**** Extracted data

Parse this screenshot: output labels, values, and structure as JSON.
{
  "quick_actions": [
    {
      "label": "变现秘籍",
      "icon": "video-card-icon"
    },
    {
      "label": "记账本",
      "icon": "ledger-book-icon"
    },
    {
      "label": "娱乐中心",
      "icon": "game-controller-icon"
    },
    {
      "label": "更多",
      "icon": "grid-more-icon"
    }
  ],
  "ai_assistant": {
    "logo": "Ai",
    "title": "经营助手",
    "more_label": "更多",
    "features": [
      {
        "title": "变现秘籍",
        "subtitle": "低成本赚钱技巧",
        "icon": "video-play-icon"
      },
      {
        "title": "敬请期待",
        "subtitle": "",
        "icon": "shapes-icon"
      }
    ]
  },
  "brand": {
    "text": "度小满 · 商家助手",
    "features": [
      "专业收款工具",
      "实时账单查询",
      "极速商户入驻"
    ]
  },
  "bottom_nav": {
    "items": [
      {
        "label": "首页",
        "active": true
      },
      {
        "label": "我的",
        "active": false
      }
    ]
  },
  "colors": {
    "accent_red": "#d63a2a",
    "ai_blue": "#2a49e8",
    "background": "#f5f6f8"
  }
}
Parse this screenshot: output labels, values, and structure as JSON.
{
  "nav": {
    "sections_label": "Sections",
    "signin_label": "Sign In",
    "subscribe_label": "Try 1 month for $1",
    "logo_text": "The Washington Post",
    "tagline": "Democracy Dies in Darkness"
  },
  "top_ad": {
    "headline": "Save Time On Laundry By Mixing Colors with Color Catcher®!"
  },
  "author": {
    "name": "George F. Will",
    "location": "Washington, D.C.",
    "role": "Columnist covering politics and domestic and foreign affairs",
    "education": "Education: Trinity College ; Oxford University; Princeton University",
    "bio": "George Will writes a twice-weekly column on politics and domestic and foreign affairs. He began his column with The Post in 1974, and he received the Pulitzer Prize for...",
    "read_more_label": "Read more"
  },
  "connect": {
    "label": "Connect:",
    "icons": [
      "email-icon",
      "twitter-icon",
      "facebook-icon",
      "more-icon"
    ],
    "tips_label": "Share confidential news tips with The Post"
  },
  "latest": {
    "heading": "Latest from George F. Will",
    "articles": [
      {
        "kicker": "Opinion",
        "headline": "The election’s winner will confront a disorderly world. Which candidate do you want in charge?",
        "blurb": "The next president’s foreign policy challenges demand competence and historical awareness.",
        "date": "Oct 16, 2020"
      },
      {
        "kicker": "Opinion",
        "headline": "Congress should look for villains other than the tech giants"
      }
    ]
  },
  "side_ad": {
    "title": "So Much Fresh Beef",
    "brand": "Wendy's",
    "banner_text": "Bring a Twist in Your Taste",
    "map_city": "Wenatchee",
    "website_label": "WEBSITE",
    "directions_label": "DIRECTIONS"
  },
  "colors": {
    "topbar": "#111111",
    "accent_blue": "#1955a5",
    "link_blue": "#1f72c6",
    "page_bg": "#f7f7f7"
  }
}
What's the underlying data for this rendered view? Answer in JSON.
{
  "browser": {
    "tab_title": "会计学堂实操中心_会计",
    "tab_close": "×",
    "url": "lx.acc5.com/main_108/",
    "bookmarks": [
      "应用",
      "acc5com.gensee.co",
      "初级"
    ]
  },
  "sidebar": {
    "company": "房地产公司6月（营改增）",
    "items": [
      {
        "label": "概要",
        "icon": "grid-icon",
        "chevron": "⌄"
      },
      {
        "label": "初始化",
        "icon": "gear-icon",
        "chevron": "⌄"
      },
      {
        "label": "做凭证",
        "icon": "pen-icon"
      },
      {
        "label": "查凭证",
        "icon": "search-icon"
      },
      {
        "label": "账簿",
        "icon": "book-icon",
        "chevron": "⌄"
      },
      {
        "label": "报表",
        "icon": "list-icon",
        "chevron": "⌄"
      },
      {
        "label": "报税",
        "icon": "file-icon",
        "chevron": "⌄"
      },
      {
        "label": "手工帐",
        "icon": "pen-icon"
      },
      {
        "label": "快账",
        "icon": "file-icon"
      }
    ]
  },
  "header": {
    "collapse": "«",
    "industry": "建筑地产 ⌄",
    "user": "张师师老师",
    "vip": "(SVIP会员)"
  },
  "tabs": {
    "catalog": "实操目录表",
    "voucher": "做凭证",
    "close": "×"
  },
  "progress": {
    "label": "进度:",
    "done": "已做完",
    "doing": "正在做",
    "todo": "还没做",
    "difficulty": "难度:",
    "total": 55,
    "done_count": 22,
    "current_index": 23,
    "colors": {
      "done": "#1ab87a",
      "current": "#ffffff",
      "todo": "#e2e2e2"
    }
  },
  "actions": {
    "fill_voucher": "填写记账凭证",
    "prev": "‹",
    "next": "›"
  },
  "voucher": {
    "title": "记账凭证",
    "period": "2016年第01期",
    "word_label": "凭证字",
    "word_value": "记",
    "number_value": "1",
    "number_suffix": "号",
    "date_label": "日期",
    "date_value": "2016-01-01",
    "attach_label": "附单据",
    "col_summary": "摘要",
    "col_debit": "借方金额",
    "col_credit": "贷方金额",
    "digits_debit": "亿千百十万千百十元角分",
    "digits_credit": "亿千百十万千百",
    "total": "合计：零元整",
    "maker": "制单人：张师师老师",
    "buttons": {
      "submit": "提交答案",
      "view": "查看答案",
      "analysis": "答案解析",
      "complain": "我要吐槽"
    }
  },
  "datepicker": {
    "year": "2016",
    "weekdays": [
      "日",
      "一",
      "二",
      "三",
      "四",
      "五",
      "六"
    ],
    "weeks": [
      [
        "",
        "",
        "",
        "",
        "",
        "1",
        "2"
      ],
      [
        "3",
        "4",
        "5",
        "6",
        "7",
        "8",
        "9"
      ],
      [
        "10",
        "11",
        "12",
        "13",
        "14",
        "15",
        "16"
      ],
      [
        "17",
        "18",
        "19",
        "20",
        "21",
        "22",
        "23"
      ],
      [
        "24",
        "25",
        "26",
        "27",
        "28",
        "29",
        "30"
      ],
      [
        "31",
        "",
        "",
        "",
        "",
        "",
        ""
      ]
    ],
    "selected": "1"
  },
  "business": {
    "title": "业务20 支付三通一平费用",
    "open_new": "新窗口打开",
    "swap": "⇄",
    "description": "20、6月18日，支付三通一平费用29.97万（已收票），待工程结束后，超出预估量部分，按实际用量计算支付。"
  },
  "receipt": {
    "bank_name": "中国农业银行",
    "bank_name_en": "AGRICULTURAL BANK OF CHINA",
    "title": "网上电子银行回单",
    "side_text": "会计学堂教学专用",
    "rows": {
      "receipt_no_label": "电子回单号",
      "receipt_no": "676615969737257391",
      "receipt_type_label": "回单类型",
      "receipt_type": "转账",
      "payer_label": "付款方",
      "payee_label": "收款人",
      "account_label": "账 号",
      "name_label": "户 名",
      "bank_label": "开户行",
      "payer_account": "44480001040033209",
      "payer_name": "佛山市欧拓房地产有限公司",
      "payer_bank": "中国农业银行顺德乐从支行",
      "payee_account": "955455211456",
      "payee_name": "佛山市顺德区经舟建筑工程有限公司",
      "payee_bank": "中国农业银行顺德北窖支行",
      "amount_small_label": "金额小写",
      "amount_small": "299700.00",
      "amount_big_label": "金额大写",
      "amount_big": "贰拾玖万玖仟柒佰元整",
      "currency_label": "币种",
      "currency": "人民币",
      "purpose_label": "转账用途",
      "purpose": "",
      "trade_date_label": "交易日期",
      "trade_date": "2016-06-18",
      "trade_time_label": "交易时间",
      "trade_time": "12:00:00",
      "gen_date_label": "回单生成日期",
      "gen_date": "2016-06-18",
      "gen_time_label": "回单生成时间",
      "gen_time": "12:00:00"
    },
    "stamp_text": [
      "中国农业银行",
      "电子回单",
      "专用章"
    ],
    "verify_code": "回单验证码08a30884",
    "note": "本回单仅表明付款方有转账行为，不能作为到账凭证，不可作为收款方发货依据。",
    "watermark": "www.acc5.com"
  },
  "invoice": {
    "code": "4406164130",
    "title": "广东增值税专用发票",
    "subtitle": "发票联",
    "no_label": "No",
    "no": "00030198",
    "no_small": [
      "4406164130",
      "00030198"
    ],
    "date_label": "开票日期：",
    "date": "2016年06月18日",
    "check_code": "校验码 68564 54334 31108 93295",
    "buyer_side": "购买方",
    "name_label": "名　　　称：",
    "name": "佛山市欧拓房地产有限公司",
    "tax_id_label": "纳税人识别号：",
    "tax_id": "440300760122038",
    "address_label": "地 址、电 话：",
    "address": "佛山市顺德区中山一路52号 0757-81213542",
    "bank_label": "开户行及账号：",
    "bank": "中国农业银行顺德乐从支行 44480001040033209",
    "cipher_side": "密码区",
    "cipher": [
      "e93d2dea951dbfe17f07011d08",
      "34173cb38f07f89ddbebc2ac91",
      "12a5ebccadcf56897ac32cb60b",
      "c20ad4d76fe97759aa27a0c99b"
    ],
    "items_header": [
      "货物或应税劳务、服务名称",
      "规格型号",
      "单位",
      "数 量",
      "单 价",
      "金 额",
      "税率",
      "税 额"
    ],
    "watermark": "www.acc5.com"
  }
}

********

Collect, from the material above, every line containing the word "next".

• Complete answer:
        "blurb": "The next president’s foreign policy challenges demand competence and historical awareness.",
    "next": "›"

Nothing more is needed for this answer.